◆ Aim of the exercise ◆
Check each line of the listing for the word "that" and report how many lines contain it, giving nothing but the number.

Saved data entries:
↓↓↓

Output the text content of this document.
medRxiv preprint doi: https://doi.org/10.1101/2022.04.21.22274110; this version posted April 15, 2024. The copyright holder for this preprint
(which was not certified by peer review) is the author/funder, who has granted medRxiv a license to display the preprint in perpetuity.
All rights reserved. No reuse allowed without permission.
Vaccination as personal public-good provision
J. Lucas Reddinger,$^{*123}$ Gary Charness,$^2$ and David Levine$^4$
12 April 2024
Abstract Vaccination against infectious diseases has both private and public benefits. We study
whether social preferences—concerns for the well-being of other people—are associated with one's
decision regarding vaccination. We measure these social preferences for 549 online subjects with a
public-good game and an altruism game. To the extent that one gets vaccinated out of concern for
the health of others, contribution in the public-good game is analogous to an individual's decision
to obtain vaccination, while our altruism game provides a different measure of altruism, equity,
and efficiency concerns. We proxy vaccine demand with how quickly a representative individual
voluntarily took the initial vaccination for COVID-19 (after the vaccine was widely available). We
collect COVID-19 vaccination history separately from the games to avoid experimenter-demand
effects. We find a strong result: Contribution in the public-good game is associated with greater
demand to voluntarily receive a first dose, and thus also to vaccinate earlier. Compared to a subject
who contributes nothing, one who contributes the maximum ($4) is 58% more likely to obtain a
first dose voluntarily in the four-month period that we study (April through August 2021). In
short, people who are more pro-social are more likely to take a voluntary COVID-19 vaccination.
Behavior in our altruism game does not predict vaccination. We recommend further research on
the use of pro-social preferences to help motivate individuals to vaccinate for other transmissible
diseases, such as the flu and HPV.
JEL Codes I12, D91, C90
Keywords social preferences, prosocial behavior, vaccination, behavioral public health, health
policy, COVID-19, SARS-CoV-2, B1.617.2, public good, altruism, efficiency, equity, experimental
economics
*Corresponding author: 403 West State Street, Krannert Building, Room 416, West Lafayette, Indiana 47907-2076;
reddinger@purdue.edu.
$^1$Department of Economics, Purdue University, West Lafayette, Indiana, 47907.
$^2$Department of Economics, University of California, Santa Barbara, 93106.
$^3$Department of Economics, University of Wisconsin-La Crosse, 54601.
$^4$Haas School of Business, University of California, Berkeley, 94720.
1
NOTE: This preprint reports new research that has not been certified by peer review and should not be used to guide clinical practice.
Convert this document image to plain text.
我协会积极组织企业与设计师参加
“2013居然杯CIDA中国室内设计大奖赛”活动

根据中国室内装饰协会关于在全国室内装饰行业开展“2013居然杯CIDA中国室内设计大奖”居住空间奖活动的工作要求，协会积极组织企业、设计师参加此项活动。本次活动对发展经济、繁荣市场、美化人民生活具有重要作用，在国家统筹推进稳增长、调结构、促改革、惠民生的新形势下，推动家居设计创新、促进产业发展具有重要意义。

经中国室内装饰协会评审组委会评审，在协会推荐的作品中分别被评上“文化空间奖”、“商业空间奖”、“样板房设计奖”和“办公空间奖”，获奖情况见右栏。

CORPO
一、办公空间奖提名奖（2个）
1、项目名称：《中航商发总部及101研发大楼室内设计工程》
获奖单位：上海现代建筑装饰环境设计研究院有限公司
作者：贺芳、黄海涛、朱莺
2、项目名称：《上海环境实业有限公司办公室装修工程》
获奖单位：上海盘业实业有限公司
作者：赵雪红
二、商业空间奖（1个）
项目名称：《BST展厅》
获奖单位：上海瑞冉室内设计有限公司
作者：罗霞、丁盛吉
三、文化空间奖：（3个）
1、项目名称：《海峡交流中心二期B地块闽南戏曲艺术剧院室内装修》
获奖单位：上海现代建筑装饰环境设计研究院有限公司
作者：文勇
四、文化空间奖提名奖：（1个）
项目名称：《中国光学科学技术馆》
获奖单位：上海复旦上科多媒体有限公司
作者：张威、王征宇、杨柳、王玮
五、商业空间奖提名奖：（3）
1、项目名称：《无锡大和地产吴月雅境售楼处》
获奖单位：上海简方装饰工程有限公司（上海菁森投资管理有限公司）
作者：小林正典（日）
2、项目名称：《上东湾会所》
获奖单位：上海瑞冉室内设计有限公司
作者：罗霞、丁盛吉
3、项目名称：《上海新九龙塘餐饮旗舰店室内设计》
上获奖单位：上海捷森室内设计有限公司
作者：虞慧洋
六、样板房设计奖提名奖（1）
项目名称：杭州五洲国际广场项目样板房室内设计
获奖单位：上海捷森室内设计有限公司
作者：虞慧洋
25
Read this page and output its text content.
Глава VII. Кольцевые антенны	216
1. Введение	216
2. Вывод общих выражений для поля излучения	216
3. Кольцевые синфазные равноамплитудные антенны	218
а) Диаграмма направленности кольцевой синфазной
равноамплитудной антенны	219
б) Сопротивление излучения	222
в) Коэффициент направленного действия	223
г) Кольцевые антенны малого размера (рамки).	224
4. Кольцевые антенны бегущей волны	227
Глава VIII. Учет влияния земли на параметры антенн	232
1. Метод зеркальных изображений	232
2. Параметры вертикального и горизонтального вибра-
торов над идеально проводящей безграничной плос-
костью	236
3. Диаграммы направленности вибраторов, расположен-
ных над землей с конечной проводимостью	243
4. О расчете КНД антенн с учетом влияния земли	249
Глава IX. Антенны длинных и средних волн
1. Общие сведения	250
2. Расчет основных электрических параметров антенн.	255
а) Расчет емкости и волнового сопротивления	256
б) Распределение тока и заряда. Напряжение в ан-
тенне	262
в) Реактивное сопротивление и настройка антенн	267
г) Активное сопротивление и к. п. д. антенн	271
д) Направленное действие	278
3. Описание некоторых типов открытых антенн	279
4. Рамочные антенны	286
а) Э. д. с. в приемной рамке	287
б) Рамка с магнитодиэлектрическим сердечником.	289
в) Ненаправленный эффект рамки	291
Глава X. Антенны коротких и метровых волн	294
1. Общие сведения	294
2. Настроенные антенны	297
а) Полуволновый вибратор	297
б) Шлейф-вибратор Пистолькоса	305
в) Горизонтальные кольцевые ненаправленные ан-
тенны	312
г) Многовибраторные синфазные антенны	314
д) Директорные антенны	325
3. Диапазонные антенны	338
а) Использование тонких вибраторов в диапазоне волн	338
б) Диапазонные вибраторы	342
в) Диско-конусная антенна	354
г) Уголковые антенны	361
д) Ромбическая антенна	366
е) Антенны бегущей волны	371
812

↑↑↑

◆ Expected answer ◆
3